Problem to solve ▸ Repeat the material exactly, every line of it.

Provided entries ▸
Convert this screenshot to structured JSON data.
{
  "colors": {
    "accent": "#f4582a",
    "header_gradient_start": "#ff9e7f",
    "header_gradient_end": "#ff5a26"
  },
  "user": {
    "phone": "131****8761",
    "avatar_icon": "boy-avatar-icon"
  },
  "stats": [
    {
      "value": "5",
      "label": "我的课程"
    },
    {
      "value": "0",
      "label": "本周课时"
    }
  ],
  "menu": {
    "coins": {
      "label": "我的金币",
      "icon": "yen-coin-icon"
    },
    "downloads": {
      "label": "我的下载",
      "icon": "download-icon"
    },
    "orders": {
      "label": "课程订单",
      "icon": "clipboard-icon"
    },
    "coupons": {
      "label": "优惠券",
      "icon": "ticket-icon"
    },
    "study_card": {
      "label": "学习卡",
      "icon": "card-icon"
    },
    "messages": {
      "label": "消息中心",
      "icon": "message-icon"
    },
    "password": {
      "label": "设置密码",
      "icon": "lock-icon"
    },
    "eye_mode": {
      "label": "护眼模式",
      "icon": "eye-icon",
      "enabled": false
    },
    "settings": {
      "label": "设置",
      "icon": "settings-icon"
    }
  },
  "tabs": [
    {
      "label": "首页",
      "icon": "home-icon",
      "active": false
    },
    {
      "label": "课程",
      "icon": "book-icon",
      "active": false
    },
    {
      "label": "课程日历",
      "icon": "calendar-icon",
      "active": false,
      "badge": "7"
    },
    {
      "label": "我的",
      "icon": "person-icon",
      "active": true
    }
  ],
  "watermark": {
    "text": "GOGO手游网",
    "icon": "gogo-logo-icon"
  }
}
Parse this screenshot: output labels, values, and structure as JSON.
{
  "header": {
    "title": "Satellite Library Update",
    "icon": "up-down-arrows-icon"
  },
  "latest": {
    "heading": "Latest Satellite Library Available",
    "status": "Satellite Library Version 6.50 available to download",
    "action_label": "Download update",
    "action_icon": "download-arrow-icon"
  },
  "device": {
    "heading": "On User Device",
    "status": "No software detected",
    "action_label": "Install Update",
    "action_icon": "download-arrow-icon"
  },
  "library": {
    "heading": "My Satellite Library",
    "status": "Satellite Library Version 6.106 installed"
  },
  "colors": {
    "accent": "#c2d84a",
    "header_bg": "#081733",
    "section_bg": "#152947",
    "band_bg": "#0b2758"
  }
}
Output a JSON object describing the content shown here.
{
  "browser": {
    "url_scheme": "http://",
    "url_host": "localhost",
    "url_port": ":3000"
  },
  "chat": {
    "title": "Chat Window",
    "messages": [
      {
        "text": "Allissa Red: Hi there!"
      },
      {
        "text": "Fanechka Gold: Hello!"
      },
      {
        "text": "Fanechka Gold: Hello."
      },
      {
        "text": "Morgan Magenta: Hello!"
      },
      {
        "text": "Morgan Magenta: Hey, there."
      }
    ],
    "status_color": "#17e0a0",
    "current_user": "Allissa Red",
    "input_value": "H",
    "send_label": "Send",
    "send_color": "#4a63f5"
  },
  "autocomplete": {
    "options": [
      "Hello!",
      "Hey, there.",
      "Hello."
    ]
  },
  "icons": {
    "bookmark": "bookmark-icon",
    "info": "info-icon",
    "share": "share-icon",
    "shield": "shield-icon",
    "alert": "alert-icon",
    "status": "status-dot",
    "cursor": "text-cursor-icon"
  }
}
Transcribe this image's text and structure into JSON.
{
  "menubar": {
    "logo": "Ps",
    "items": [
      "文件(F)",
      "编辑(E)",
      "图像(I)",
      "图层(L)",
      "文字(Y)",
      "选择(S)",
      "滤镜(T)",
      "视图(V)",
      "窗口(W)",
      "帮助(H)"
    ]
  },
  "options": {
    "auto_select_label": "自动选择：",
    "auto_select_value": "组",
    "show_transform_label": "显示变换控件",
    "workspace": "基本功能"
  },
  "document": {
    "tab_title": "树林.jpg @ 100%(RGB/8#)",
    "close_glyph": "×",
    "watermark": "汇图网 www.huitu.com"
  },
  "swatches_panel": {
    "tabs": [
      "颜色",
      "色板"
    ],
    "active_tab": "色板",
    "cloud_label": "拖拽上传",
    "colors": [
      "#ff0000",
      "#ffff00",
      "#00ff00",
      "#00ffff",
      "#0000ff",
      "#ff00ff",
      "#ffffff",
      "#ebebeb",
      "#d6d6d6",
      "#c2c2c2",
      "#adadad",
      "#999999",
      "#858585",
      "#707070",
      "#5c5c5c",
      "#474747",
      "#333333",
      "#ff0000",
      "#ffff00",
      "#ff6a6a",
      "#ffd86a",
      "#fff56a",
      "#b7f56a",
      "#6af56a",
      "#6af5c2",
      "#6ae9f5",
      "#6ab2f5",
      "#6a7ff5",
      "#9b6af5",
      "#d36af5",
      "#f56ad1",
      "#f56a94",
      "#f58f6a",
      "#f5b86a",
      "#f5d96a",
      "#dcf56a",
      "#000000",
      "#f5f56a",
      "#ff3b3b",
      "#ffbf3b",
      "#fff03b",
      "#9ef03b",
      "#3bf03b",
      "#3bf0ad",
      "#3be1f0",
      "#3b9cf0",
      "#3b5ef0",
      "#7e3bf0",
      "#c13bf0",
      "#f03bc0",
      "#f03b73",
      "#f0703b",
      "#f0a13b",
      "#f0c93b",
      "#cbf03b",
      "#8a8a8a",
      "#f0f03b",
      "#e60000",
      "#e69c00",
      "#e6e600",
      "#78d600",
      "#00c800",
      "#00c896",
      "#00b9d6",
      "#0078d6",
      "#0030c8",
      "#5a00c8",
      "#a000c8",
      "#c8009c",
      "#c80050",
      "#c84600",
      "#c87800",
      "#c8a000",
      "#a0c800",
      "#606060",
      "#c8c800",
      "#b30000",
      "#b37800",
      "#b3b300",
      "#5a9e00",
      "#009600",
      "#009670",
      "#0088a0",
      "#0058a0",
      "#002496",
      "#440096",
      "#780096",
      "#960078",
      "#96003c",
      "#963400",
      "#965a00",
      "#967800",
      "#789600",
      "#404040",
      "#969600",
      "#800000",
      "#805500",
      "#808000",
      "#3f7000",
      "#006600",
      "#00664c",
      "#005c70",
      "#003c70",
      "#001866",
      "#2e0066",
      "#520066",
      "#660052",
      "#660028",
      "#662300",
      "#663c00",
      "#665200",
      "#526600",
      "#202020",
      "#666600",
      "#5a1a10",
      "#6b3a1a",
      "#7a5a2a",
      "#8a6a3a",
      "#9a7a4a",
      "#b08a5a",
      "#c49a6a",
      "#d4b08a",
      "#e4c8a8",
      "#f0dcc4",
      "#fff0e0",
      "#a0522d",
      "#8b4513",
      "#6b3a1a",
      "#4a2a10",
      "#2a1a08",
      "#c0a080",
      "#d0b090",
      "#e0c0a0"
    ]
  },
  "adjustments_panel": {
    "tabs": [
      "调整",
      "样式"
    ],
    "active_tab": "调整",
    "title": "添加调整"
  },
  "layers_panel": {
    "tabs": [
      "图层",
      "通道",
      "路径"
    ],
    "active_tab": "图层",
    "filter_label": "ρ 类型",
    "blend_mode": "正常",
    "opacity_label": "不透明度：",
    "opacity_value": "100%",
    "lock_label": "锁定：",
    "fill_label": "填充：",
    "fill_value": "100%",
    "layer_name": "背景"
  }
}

Response to the task ▸
Convert this screenshot to structured JSON data.
{
  "colors": {
    "accent": "#f4582a",
    "header_gradient_start": "#ff9e7f",
    "header_gradient_end": "#ff5a26"
  },
  "user": {
    "phone": "131****8761",
    "avatar_icon": "boy-avatar-icon"
  },
  "stats": [
    {
      "value": "5",
      "label": "我的课程"
    },
    {
      "value": "0",
      "label": "本周课时"
    }
  ],
  "menu": {
    "coins": {
      "label": "我的金币",
      "icon": "yen-coin-icon"
    },
    "downloads": {
      "label": "我的下载",
      "icon": "download-icon"
    },
    "orders": {
      "label": "课程订单",
      "icon": "clipboard-icon"
    },
    "coupons": {
      "label": "优惠券",
      "icon": "ticket-icon"
    },
    "study_card": {
      "label": "学习卡",
      "icon": "card-icon"
    },
    "messages": {
      "label": "消息中心",
      "icon": "message-icon"
    },
    "password": {
      "label": "设置密码",
      "icon": "lock-icon"
    },
    "eye_mode": {
      "label": "护眼模式",
      "icon": "eye-icon",
      "enabled": false
    },
    "settings": {
      "label": "设置",
      "icon": "settings-icon"
    }
  },
  "tabs": [
    {
      "label": "首页",
      "icon": "home-icon",
      "active": false
    },
    {
      "label": "课程",
      "icon": "book-icon",
      "active": false
    },
    {
      "label": "课程日历",
      "icon": "calendar-icon",
      "active": false,
      "badge": "7"
    },
    {
      "label": "我的",
      "icon": "person-icon",
      "active": true
    }
  ],
  "watermark": {
    "text": "GOGO手游网",
    "icon": "gogo-logo-icon"
  }
}
Parse this screenshot: output labels, values, and structure as JSON.
{
  "header": {
    "title": "Satellite Library Update",
    "icon": "up-down-arrows-icon"
  },
  "latest": {
    "heading": "Latest Satellite Library Available",
    "status": "Satellite Library Version 6.50 available to download",
    "action_label": "Download update",
    "action_icon": "download-arrow-icon"
  },
  "device": {
    "heading": "On User Device",
    "status": "No software detected",
    "action_label": "Install Update",
    "action_icon": "download-arrow-icon"
  },
  "library": {
    "heading": "My Satellite Library",
    "status": "Satellite Library Version 6.106 installed"
  },
  "colors": {
    "accent": "#c2d84a",
    "header_bg": "#081733",
    "section_bg": "#152947",
    "band_bg": "#0b2758"
  }
}
Output a JSON object describing the content shown here.
{
  "browser": {
    "url_scheme": "http://",
    "url_host": "localhost",
    "url_port": ":3000"
  },
  "chat": {
    "title": "Chat Window",
    "messages": [
      {
        "text": "Allissa Red: Hi there!"
      },
      {
        "text": "Fanechka Gold: Hello!"
      },
      {
        "text": "Fanechka Gold: Hello."
      },
      {
        "text": "Morgan Magenta: Hello!"
      },
      {
        "text": "Morgan Magenta: Hey, there."
      }
    ],
    "status_color": "#17e0a0",
    "current_user": "Allissa Red",
    "input_value": "H",
    "send_label": "Send",
    "send_color": "#4a63f5"
  },
  "autocomplete": {
    "options": [
      "Hello!",
      "Hey, there.",
      "Hello."
    ]
  },
  "icons": {
    "bookmark": "bookmark-icon",
    "info": "info-icon",
    "share": "share-icon",
    "shield": "shield-icon",
    "alert": "alert-icon",
    "status": "status-dot",
    "cursor": "text-cursor-icon"
  }
}
Transcribe this image's text and structure into JSON.
{
  "menubar": {
    "logo": "Ps",
    "items": [
      "文件(F)",
      "编辑(E)",
      "图像(I)",
      "图层(L)",
      "文字(Y)",
      "选择(S)",
      "滤镜(T)",
      "视图(V)",
      "窗口(W)",
      "帮助(H)"
    ]
  },
  "options": {
    "auto_select_label": "自动选择：",
    "auto_select_value": "组",
    "show_transform_label": "显示变换控件",
    "workspace": "基本功能"
  },
  "document": {
    "tab_title": "树林.jpg @ 100%(RGB/8#)",
    "close_glyph": "×",
    "watermark": "汇图网 www.huitu.com"
  },
  "swatches_panel": {
    "tabs": [
      "颜色",
      "色板"
    ],
    "active_tab": "色板",
    "cloud_label": "拖拽上传",
    "colors": [
      "#ff0000",
      "#ffff00",
      "#00ff00",
      "#00ffff",
      "#0000ff",
      "#ff00ff",
      "#ffffff",
      "#ebebeb",
      "#d6d6d6",
      "#c2c2c2",
      "#adadad",
      "#999999",
      "#858585",
      "#707070",
      "#5c5c5c",
      "#474747",
      "#333333",
      "#ff0000",
      "#ffff00",
      "#ff6a6a",
      "#ffd86a",
      "#fff56a",
      "#b7f56a",
      "#6af56a",
      "#6af5c2",
      "#6ae9f5",
      "#6ab2f5",
      "#6a7ff5",
      "#9b6af5",
      "#d36af5",
      "#f56ad1",
      "#f56a94",
      "#f58f6a",
      "#f5b86a",
      "#f5d96a",
      "#dcf56a",
      "#000000",
      "#f5f56a",
      "#ff3b3b",
      "#ffbf3b",
      "#fff03b",
      "#9ef03b",
      "#3bf03b",
      "#3bf0ad",
      "#3be1f0",
      "#3b9cf0",
      "#3b5ef0",
      "#7e3bf0",
      "#c13bf0",
      "#f03bc0",
      "#f03b73",
      "#f0703b",
      "#f0a13b",
      "#f0c93b",
      "#cbf03b",
      "#8a8a8a",
      "#f0f03b",
      "#e60000",
      "#e69c00",
      "#e6e600",
      "#78d600",
      "#00c800",
      "#00c896",
      "#00b9d6",
      "#0078d6",
      "#0030c8",
      "#5a00c8",
      "#a000c8",
      "#c8009c",
      "#c80050",
      "#c84600",
      "#c87800",
      "#c8a000",
      "#a0c800",
      "#606060",
      "#c8c800",
      "#b30000",
      "#b37800",
      "#b3b300",
      "#5a9e00",
      "#009600",
      "#009670",
      "#0088a0",
      "#0058a0",
      "#002496",
      "#440096",
      "#780096",
      "#960078",
      "#96003c",
      "#963400",
      "#965a00",
      "#967800",
      "#789600",
      "#404040",
      "#969600",
      "#800000",
      "#805500",
      "#808000",
      "#3f7000",
      "#006600",
      "#00664c",
      "#005c70",
      "#003c70",
      "#001866",
      "#2e0066",
      "#520066",
      "#660052",
      "#660028",
      "#662300",
      "#663c00",
      "#665200",
      "#526600",
      "#202020",
      "#666600",
      "#5a1a10",
      "#6b3a1a",
      "#7a5a2a",
      "#8a6a3a",
      "#9a7a4a",
      "#b08a5a",
      "#c49a6a",
      "#d4b08a",
      "#e4c8a8",
      "#f0dcc4",
      "#fff0e0",
      "#a0522d",
      "#8b4513",
      "#6b3a1a",
      "#4a2a10",
      "#2a1a08",
      "#c0a080",
      "#d0b090",
      "#e0c0a0"
    ]
  },
  "adjustments_panel": {
    "tabs": [
      "调整",
      "样式"
    ],
    "active_tab": "调整",
    "title": "添加调整"
  },
  "layers_panel": {
    "tabs": [
      "图层",
      "通道",
      "路径"
    ],
    "active_tab": "图层",
    "filter_label": "ρ 类型",
    "blend_mode": "正常",
    "opacity_label": "不透明度：",
    "opacity_value": "100%",
    "lock_label": "锁定：",
    "fill_label": "填充：",
    "fill_value": "100%",
    "layer_name": "背景"
  }
}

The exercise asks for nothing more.